## TASK STATEMENT
Across the entries below, how many lines contain the word "icon"? Give the number alone.

## DATASET ROWS

* Start *

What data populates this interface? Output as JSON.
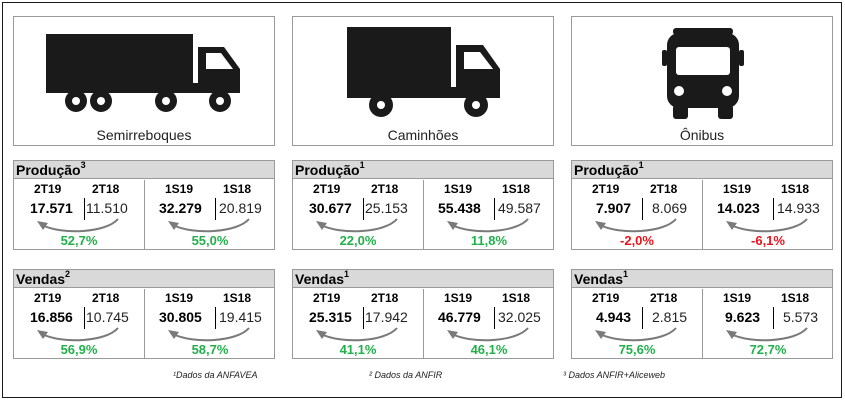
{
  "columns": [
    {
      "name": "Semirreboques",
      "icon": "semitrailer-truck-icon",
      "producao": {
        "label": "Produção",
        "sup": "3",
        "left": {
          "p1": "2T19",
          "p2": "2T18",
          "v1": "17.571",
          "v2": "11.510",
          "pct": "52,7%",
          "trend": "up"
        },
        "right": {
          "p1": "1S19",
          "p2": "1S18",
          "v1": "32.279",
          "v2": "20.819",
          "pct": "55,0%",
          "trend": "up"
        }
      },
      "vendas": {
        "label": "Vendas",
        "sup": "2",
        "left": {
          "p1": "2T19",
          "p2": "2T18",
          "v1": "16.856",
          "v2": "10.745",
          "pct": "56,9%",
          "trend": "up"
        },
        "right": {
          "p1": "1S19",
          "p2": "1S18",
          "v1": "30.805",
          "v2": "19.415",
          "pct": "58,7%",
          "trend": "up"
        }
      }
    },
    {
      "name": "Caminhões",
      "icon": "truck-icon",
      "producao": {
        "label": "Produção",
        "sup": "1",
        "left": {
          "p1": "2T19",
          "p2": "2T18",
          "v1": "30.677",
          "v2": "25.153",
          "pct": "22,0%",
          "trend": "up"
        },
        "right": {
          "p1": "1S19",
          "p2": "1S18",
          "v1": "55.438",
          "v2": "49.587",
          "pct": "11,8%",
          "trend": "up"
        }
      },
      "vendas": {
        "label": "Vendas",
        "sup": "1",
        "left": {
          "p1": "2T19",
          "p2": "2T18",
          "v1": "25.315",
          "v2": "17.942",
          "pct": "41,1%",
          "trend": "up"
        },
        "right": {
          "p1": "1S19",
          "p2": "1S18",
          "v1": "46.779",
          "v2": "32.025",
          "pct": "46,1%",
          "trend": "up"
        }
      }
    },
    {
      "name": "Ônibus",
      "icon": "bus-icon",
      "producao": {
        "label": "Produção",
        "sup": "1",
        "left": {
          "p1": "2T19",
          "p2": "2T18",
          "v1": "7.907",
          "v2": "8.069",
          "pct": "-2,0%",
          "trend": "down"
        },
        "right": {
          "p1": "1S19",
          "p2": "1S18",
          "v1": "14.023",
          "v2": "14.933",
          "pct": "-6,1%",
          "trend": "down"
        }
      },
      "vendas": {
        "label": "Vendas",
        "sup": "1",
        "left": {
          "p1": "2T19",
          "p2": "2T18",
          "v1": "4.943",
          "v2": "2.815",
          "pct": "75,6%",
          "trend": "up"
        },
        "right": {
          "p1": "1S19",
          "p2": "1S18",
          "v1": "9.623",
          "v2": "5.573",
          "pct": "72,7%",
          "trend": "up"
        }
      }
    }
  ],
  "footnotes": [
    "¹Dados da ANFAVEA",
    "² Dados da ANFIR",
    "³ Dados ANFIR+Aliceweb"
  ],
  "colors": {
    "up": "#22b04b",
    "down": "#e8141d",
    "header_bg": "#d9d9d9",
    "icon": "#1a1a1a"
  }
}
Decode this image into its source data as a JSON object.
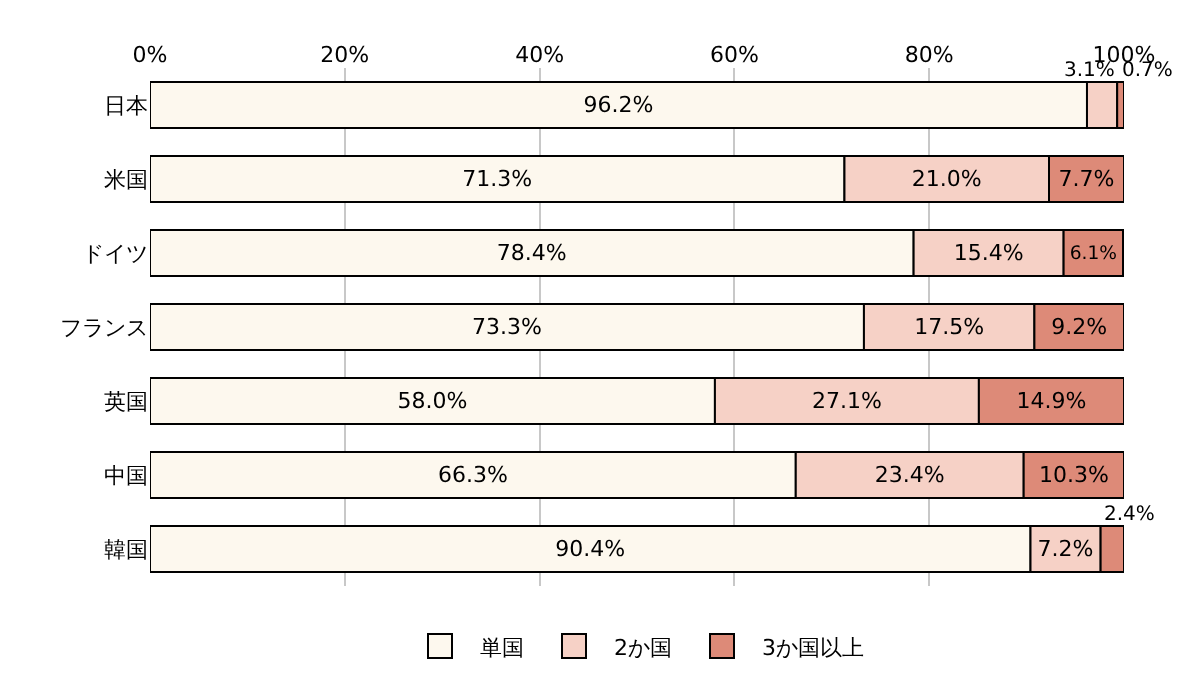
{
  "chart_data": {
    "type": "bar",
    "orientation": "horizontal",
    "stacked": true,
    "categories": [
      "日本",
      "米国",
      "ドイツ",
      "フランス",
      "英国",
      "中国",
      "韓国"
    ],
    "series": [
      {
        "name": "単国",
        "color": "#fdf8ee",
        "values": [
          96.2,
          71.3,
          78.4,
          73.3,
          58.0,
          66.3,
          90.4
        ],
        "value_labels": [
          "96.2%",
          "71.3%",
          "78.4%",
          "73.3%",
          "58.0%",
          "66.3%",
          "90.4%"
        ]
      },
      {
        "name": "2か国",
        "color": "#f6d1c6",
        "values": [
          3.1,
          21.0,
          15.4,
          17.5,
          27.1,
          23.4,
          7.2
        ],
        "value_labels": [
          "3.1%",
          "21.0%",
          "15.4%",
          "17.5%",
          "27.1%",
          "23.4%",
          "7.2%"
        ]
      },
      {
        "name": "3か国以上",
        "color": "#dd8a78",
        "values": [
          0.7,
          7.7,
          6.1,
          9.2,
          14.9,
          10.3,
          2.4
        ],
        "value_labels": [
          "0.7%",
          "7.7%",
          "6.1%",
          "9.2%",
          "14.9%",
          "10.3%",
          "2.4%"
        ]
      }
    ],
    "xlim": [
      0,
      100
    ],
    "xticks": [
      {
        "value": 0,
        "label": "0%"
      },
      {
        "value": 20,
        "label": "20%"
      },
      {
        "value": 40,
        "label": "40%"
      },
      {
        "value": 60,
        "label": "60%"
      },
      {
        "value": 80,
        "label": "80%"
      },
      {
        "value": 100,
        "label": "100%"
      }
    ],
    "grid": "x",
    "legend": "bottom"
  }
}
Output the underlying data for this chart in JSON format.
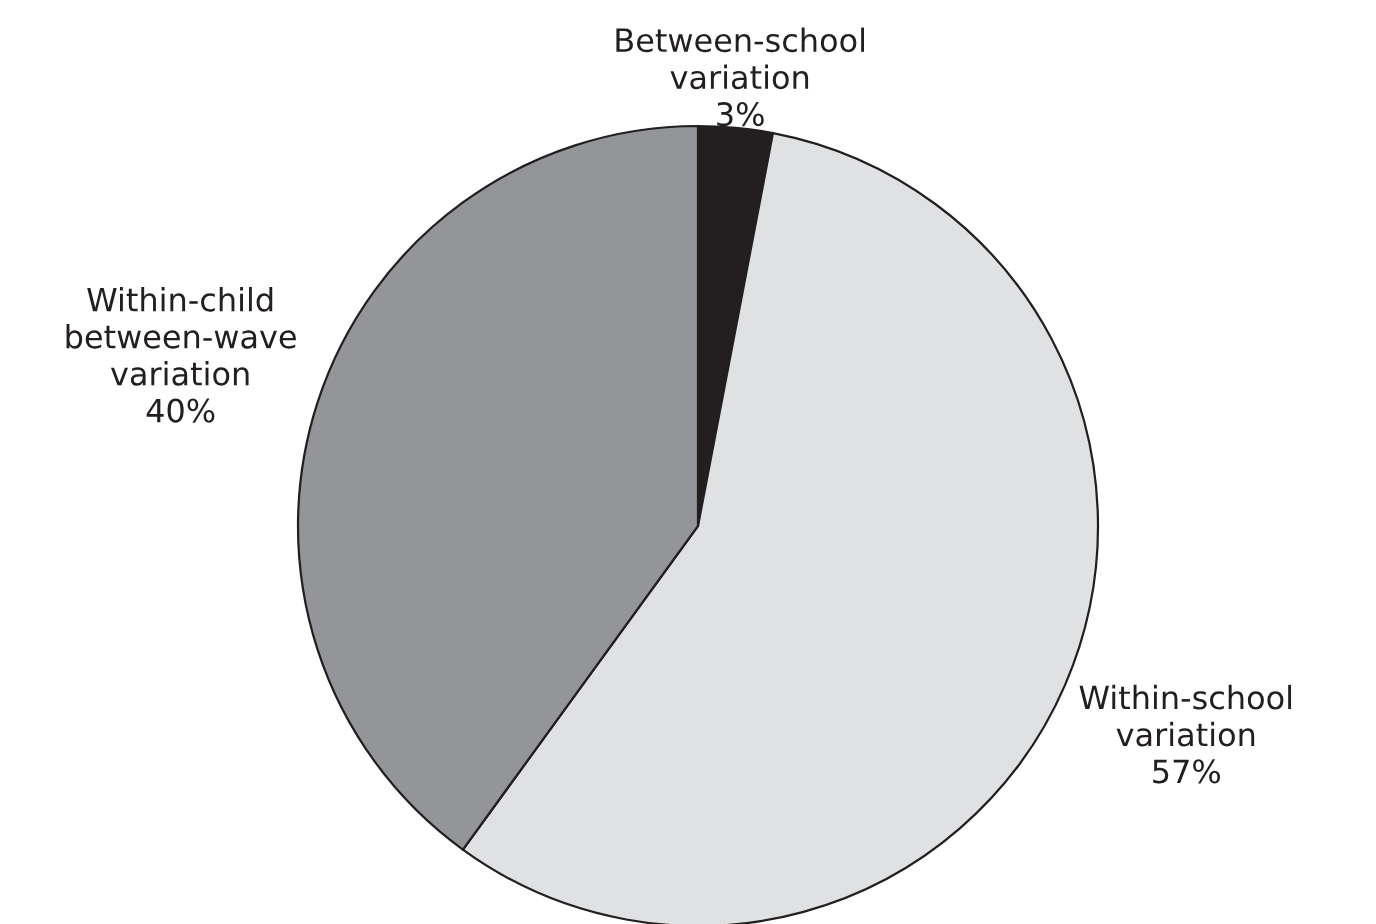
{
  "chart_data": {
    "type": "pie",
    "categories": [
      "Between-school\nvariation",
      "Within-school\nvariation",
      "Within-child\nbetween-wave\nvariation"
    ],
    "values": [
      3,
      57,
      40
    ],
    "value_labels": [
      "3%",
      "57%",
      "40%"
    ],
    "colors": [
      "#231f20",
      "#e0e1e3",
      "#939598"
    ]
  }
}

* End *
* Start *

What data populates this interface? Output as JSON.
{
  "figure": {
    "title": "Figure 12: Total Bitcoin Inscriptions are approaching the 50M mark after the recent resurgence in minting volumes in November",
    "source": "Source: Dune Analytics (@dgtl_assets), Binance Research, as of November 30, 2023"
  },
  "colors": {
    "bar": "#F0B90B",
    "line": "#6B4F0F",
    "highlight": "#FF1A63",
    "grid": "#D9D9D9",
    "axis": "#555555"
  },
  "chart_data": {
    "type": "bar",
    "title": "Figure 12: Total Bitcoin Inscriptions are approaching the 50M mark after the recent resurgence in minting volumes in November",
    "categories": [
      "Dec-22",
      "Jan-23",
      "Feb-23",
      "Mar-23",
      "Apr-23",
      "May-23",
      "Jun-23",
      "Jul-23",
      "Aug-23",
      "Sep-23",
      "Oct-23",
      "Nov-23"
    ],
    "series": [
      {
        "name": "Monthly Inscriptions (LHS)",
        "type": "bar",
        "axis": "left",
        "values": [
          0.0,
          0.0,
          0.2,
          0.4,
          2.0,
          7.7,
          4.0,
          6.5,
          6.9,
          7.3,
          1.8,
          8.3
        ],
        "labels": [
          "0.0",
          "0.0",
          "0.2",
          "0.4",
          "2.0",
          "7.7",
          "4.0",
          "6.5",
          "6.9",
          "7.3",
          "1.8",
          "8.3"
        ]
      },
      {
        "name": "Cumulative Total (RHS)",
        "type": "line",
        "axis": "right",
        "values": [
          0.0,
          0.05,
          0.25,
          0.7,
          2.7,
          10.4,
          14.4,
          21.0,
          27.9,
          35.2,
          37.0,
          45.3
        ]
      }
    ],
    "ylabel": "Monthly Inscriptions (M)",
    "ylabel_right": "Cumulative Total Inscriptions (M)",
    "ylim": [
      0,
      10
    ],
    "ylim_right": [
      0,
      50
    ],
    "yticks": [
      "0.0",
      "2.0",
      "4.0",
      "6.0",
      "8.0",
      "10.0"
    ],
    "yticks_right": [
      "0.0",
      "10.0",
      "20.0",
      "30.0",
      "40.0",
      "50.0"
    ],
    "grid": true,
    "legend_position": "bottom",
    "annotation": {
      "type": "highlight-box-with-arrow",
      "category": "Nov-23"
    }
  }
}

* End *

## EXERCISE SOLUTION
4